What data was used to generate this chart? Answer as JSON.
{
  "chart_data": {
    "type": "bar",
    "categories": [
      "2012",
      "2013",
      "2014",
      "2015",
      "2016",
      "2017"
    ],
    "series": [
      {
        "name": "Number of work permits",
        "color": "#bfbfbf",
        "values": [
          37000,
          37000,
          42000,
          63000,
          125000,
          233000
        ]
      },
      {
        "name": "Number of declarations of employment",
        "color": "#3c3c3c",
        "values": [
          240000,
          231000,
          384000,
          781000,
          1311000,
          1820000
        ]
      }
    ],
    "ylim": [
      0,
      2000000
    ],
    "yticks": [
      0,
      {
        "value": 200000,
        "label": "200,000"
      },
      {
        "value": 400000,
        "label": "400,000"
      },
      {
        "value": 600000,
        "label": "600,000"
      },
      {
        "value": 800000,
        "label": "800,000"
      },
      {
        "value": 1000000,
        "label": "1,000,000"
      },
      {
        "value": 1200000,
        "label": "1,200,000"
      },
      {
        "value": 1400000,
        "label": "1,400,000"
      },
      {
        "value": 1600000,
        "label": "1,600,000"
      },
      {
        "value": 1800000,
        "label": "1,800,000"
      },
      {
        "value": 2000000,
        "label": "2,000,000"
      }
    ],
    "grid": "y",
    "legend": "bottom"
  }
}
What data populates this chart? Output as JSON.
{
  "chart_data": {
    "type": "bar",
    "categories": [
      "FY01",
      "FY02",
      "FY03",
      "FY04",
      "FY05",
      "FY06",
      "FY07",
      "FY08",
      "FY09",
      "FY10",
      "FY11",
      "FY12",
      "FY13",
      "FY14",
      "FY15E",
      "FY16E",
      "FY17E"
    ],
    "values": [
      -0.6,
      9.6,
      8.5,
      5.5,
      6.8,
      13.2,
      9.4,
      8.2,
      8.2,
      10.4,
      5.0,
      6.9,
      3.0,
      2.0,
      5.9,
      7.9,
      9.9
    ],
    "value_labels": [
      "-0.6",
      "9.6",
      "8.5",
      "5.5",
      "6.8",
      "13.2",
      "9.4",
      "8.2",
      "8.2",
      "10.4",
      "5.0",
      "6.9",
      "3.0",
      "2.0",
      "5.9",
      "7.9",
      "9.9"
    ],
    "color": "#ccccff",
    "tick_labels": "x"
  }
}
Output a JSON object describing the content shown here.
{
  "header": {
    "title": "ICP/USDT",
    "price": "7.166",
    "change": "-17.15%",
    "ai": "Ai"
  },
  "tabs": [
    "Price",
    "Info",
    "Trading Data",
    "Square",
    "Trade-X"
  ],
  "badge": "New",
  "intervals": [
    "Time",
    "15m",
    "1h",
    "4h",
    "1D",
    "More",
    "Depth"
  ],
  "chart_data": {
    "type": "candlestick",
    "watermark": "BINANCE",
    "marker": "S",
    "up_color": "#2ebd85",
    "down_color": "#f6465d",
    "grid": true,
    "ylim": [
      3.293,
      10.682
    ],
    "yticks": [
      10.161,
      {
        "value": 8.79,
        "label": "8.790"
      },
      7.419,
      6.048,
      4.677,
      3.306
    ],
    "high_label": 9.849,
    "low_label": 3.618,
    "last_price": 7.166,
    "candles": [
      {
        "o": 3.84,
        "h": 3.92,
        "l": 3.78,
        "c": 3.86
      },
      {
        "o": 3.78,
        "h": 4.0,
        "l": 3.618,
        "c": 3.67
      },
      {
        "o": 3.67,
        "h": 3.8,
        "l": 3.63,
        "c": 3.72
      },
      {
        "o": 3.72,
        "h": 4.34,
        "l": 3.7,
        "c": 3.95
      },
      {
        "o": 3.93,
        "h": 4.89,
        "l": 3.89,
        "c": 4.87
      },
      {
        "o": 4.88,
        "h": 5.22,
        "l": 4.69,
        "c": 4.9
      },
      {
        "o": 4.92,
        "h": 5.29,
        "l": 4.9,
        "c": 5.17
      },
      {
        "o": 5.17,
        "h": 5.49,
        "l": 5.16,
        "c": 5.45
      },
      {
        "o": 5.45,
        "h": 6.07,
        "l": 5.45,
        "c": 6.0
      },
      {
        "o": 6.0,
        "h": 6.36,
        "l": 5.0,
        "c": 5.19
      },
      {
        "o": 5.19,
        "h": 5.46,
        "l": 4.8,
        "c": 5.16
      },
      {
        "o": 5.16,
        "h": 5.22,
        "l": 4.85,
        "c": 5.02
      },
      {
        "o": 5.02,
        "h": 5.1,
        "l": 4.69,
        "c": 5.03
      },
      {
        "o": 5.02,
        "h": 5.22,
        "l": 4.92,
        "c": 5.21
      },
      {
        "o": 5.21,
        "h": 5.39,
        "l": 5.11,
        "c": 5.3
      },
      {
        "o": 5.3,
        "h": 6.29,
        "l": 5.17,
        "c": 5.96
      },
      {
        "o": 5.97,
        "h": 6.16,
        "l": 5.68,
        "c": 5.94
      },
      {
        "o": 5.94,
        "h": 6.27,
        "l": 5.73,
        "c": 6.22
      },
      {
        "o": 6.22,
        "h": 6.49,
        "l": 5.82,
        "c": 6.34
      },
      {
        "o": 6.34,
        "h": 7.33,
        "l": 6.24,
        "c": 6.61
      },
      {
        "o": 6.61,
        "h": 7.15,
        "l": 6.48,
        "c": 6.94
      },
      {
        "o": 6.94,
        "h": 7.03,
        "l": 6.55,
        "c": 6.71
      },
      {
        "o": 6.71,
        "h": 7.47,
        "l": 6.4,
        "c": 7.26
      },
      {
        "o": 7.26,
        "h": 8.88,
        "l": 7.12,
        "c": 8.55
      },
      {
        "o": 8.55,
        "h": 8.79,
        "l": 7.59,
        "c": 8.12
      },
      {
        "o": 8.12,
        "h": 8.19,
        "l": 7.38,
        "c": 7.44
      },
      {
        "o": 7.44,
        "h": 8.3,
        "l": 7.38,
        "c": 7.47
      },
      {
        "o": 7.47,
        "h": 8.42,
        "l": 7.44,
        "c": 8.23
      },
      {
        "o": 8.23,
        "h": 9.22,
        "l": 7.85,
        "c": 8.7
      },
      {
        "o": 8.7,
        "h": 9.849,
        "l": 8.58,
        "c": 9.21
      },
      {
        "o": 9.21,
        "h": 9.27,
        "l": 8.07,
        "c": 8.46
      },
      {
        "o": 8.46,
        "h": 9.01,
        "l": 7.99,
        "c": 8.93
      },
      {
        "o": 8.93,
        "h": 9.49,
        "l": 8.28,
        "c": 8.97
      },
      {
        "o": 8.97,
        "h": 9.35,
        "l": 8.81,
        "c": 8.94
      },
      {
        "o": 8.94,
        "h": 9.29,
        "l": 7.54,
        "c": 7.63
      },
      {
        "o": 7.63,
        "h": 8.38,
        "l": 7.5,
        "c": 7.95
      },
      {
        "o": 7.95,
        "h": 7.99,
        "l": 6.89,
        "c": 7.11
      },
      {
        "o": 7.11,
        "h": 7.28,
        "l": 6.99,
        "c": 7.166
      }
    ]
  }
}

- - -

Read the entries and pick out all lines that include the word "JSON".

- Expected output:
What data was used to generate this chart? Answer as JSON.
What data populates this chart? Output as JSON.
Output a JSON object describing the content shown here.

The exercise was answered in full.